Instruction 1. Return everything in the Huffman bicycle thread from "# Huffman LaFrance" down to "help and info.", copied word for word.

Text segment.
————

# Huffman LaFrance Camelback? Roadster?



## Bri-In-RI (Sep 30, 2014)

*1934 Huffman LaFrance Camelback*

Picked up this rust bucket today in a lot of bikes and would greatly appreciate any info that can be provided. I did a Google image search as well as a quick search on this forum but have not come up with anything else exactly like it. Im thinking the rack looks Harris/Snyder? Thanks in advance for the help and info.


----------



## fordmike65 (Sep 30, 2014)

Oh man that's nice & crispy!


----------



## Bri-In-RI (Sep 30, 2014)

fordmike65 said:


> Oh man that's nice & crispy!




Crispy indeed!


----------



## 37fleetwood (Oct 1, 2014)

very cool!
it's a 34. lots of wrong parts and lots of rust, but a cool project.
you won't find too much info. 1934 was Huffman's first year and they didn't make many.


----------



## Bri-In-RI (Oct 1, 2014)

37fleetwood said:


> very cool!
> it's a 34. lots of wrong parts and lots of rust, but a cool project.
> you won't find too much info. 1934 was Huffman's first year and they didn't make many.





Thanks for the info Scott as I was striking out finding any on my own. Still have not seen a picture or catalog image of another one for reference. I originally had bought this bike to scavenge the accessories off of it and scatter the remaining parts into the wind but now I think Id rather give it a light cleaning just to asses condition and pass it on to a new home.


----------



## 37fleetwood (Oct 1, 2014)

sadly this is about it:


----------



## Freqman1 (Oct 1, 2014)

So does anyone have a pic of what this model looked like new? V/r Shawn


----------



## dempsey (Oct 1, 2014)

I tried to get my hands on this bicycle but you beat me to it. After she told me what model it was I tried to do a little research on it, but all I could find were slightly later Huffmans with tanks and a heavy art deco design. Nothing  that resembled this one. It still has a good set of lines, though.


----------



## Bri-In-RI (Oct 1, 2014)

dempsey said:


> I tried to get my hands on this bicycle but you beat me to it. After she told me what model it was I tried to do a little research on it, but all I could find were slightly later Huffmans with tanks and a heavy art deco design. Nothing  that resembled this one. It still has a good set of lines, though.





Susan was a very nice lady as was here mother. The Westfield was the mothers, the Huffman the fathers and the childs bike was Susans. I went there with the intention to part these bikes out but after meeting them I can not and will not. The mom asked if I ever get her bike up and running to please send her a pic which I promised to do. I fully intend to keep that promise and hope that however ends up with the Huffman does the same.


----------



## Freqman1 (Oct 1, 2014)

I'd give that Huffman a proper resto! Chrome and paint might be more than the bike is worth to most but for someone with a soft spot for Huffmans a first year bike would be nice. V/r Shawn


----------



## SirMike1983 (Oct 1, 2014)

————

Instruction 2. Output as a numbered list everything in the listing from the line containing "mid: it, or <box>139 322 168 334</box>" down to the line containing "warning-triangle-icon <box>672 138", both lines included, leaving out any blank lines.

————

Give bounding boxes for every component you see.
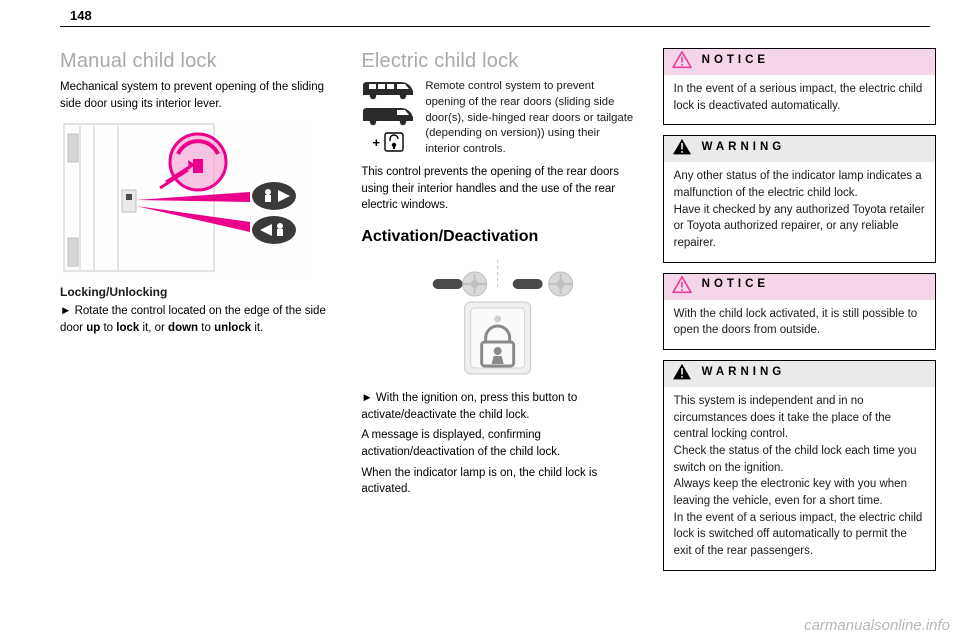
mid: it, or <box>139 322 168 334</box>
column-callouts: NOTICE In the event of a serious impact,… <box>663 40 936 630</box>
activation-text-1: ► With the ignition on, press this butto… <box>361 390 634 423</box>
title-electric-child-lock: Electric child lock <box>361 50 634 73</box>
warning2-text1: This system is independent and in no cir… <box>674 393 925 443</box>
notice-header-1: NOTICE <box>664 49 935 75</box>
warning-malfunction: WARNING Any other status of the indicato… <box>663 135 936 262</box>
van-icon-2 <box>361 105 415 127</box>
notice-header-2: NOTICE <box>664 274 935 300</box>
warning-header-1: WARNING <box>664 136 935 162</box>
notice-text-2: With the child lock activated, it is sti… <box>674 308 918 337</box>
activation-text-3: When the indicator lamp is on, the child… <box>361 465 634 498</box>
warning-triangle-icon-2 <box>672 363 692 381</box>
figure-manual-lock <box>60 120 306 275</box>
to-unlock: to <box>198 322 214 334</box>
notice-triangle-icon <box>672 51 692 69</box>
electric-para2: This control prevents the opening of the… <box>361 164 634 214</box>
warning-label-1: WARNING <box>702 139 786 156</box>
child-lock-plus-icon: + <box>361 131 415 153</box>
to-lock: to <box>100 322 116 334</box>
electric-intro-text: Remote control system to prevent opening… <box>425 79 634 158</box>
warning1-text2: Have it checked by any authorized Toyota… <box>674 202 925 252</box>
warning-triangle-icon <box>672 138 692 156</box>
warning2-text3: Always keep the electronic key with you … <box>674 476 925 509</box>
column-electric-child-lock: Electric child lock + Remote control sys… <box>361 40 634 630</box>
word-lock: lock <box>116 322 139 334</box>
intro-manual: Mechanical system to prevent opening of … <box>60 79 333 112</box>
warning-header-2: WARNING <box>664 361 935 387</box>
notice-open-outside: NOTICE With the child lock activated, it… <box>663 273 936 350</box>
title-activation: Activation/Deactivation <box>361 228 634 246</box>
title-manual-child-lock: Manual child lock <box>60 50 333 73</box>
notice-label-1: NOTICE <box>702 52 769 69</box>
van-icon <box>361 79 415 101</box>
vehicle-icon-stack: + <box>361 79 415 153</box>
warning-label-2: WARNING <box>702 364 786 381</box>
main-columns: Manual child lock Mechanical system to p… <box>60 40 936 630</box>
warning-independent-system: WARNING This system is independent and i… <box>663 360 936 571</box>
notice-text-1: In the event of a serious impact, the el… <box>674 83 923 112</box>
tail: it. <box>251 322 263 334</box>
notice-impact-deactivate: NOTICE In the event of a serious impact,… <box>663 48 936 125</box>
activation-text-2: A message is displayed, confirming activ… <box>361 427 634 460</box>
notice-triangle-icon-2 <box>672 276 692 294</box>
word-unlock: unlock <box>214 322 251 334</box>
electric-intro-row: + Remote control system to prevent openi… <box>361 79 634 158</box>
page-number: 148 <box>70 8 92 23</box>
warning1-text1: Any other status of the indicator lamp i… <box>674 168 925 201</box>
locking-unlocking-label: Locking/Unlocking <box>60 285 333 299</box>
locking-instruction: ► Rotate the control located on the edge… <box>60 303 333 336</box>
word-up: up <box>86 322 100 334</box>
top-rule <box>60 26 930 27</box>
notice-label-2: NOTICE <box>702 276 769 293</box>
figure-activation <box>361 254 634 384</box>
word-down: down <box>168 322 198 334</box>
warning2-text4: In the event of a serious impact, the el… <box>674 510 925 560</box>
column-manual-child-lock: Manual child lock Mechanical system to p… <box>60 40 333 630</box>
warning2-text2: Check the status of the child lock each … <box>674 443 925 476</box>
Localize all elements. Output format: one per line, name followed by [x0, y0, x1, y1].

————

Correct response 1.
# Huffman LaFrance Camelback? Roadster?



## Bri-In-RI (Sep 30, 2014)

*1934 Huffman LaFrance Camelback*

Picked up this rust bucket today in a lot of bikes and would greatly appreciate any info that can be provided. I did a Google image search as well as a quick search on this forum but have not come up with anything else exactly like it. Im thinking the rack looks Harris/Snyder? Thanks in advance for the help and info.

Correct response 2.
1. mid: it, or <box>139 322 168 334</box>
2. column-callouts: NOTICE In the event of a serious impact,… <box>663 40 936 630</box>
3. activation-text-1: ► With the ignition on, press this butto… <box>361 390 634 423</box>
4. title-electric-child-lock: Electric child lock <box>361 50 634 73</box>
5. warning2-text1: This system is independent and in no cir… <box>674 393 925 443</box>
6. notice-header-1: NOTICE <box>664 49 935 75</box>
7. warning-malfunction: WARNING Any other status of the indicato… <box>663 135 936 262</box>
8. van-icon-2 <box>361 105 415 127</box>
9. notice-header-2: NOTICE <box>664 274 935 300</box>
10. warning-header-1: WARNING <box>664 136 935 162</box>
11. notice-text-2: With the child lock activated, it is sti… <box>674 308 918 337</box>
12. activation-text-3: When the indicator lamp is on, the child… <box>361 465 634 498</box>
13. warning-triangle-icon-2 <box>672 363 692 381</box>
14. figure-manual-lock <box>60 120 306 275</box>
15. to-unlock: to <box>198 322 214 334</box>
16. notice-triangle-icon <box>672 51 692 69</box>
17. electric-para2: This control prevents the opening of the… <box>361 164 634 214</box>
18. warning-label-1: WARNING <box>702 139 786 156</box>
19. child-lock-plus-icon: + <box>361 131 415 153</box>
20. to-lock: to <box>100 322 116 334</box>
21. electric-intro-text: Remote control system to prevent opening… <box>425 79 634 158</box>
22. warning1-text2: Have it checked by any authorized Toyota… <box>674 202 925 252</box>
23. warning-triangle-icon <box>672 138 692 156</box>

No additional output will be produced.